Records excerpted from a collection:
>> Begin
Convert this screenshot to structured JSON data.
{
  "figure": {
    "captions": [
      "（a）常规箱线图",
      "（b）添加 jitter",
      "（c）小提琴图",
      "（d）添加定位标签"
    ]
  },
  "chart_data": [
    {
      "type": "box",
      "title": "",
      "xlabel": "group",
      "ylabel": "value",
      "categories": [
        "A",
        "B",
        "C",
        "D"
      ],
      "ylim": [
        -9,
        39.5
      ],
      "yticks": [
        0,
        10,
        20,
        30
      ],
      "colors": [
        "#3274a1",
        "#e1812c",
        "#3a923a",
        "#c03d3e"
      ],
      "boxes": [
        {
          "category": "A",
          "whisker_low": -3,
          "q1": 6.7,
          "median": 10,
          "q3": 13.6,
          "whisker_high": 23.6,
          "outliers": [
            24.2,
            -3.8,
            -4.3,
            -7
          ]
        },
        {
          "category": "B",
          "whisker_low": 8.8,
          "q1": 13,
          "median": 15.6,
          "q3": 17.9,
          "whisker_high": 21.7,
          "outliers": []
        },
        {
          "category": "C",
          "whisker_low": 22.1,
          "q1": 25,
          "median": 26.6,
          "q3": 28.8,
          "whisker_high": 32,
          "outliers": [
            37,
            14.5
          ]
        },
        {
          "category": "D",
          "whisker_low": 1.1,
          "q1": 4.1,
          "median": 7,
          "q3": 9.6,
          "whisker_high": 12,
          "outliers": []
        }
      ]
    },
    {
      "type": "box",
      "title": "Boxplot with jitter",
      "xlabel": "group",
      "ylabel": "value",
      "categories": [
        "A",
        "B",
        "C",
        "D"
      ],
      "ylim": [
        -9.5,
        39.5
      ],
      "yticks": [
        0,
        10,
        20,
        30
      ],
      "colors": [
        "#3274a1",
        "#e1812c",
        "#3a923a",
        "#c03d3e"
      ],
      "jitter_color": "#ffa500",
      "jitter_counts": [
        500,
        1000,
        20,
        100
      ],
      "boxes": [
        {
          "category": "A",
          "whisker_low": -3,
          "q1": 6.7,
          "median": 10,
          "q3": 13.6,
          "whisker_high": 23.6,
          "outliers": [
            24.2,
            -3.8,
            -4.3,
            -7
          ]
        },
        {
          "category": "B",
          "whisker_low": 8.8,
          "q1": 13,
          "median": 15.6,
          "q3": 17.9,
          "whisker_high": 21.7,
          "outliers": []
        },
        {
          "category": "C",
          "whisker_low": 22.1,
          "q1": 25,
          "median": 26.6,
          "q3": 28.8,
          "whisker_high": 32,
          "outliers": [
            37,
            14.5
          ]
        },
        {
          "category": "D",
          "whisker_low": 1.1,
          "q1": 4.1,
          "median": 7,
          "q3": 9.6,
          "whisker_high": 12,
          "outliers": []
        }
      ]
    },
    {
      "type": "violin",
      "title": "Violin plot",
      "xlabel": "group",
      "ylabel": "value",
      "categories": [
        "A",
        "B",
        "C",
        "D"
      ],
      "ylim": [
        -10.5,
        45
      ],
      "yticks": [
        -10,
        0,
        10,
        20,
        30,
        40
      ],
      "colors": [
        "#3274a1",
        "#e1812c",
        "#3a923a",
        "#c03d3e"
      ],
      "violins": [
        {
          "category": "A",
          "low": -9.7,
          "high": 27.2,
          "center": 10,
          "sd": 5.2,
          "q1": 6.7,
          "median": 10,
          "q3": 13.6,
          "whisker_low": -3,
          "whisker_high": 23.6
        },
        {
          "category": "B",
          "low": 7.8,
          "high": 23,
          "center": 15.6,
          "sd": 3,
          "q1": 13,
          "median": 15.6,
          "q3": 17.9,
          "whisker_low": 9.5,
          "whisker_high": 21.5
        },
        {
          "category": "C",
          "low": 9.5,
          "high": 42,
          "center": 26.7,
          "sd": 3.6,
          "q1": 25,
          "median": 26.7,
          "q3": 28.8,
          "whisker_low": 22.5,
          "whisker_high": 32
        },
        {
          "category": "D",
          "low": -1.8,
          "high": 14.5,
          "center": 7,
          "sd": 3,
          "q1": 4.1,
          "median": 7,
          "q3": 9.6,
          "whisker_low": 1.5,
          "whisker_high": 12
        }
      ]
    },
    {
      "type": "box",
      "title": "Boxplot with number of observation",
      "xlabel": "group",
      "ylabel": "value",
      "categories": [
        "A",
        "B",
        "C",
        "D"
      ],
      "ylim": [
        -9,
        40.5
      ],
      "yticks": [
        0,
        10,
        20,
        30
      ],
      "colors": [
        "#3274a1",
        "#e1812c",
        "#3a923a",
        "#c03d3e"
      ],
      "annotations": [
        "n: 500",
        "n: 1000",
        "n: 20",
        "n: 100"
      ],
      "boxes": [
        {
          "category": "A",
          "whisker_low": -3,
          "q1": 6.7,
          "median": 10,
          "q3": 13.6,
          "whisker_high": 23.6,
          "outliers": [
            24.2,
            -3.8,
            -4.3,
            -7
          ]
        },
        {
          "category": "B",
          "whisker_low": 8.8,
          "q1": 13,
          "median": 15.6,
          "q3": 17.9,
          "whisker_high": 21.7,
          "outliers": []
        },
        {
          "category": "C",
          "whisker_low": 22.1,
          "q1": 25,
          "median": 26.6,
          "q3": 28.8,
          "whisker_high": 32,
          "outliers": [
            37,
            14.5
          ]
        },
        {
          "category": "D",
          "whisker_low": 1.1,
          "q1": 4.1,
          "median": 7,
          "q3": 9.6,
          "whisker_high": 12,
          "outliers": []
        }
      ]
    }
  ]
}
>> End
| Brief |
Filter the records down to the lines that contain the string "Boxplot", and copy those lines.

| Result of this task |
      "title": "Boxplot with jitter",
      "title": "Boxplot with number of observation",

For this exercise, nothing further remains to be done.